[Data extracted from a collection]
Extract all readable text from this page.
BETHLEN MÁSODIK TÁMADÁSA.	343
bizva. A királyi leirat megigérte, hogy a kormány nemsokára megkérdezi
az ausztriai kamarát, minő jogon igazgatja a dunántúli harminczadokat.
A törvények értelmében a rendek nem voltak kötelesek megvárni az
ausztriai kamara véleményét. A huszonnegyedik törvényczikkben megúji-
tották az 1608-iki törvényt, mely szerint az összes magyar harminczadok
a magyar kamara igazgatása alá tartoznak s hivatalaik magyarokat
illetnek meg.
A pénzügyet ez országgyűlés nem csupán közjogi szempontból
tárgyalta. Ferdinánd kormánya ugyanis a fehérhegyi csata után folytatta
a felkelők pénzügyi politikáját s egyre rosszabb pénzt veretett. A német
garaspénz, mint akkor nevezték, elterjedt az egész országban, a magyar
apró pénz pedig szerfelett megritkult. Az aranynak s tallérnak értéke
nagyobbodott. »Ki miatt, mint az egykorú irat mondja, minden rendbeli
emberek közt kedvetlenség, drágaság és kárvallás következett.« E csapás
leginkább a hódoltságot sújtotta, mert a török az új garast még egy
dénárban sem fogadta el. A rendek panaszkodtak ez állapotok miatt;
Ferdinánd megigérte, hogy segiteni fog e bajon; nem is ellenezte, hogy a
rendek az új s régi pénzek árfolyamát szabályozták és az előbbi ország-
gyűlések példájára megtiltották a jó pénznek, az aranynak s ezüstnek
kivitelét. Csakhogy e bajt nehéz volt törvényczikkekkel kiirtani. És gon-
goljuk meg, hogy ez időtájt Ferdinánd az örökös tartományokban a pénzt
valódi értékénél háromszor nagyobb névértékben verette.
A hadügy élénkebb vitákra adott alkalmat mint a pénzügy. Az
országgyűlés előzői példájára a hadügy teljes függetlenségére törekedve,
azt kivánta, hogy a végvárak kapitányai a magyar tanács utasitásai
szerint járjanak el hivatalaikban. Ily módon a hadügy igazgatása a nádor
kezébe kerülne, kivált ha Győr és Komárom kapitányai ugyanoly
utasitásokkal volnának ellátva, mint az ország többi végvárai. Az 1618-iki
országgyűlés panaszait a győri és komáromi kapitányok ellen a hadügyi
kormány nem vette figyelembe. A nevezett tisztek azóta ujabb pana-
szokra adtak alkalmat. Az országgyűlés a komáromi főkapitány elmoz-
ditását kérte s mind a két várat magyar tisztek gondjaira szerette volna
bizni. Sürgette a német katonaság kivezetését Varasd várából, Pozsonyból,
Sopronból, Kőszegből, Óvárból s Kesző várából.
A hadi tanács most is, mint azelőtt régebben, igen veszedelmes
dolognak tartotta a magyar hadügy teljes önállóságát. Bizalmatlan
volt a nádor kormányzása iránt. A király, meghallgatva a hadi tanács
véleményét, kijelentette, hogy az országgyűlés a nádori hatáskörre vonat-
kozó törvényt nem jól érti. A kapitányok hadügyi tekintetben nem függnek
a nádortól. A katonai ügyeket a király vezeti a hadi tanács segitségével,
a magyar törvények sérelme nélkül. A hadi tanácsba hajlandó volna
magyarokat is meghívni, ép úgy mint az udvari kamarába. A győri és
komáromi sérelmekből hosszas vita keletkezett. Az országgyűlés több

▶ WHAT THIS TASK INVOLVES
Find each line with the string "mint" and copy it out.

▶ COMPLETE OUTPUT
garaspénz, mint akkor nevezték, elterjedt az egész országban, a magyar
nagyobbodott. »Ki miatt, mint az egykorú irat mondja, minden rendbeli
A hadügy élénkebb vitákra adott alkalmat mint a pénzügy. Az
utasitásokkal volnának ellátva, mint az ország többi végvárai. Az 1618-iki
A hadi tanács most is, mint azelőtt régebben, igen veszedelmes
magyarokat is meghívni, ép úgy mint az udvari kamarába. A győri és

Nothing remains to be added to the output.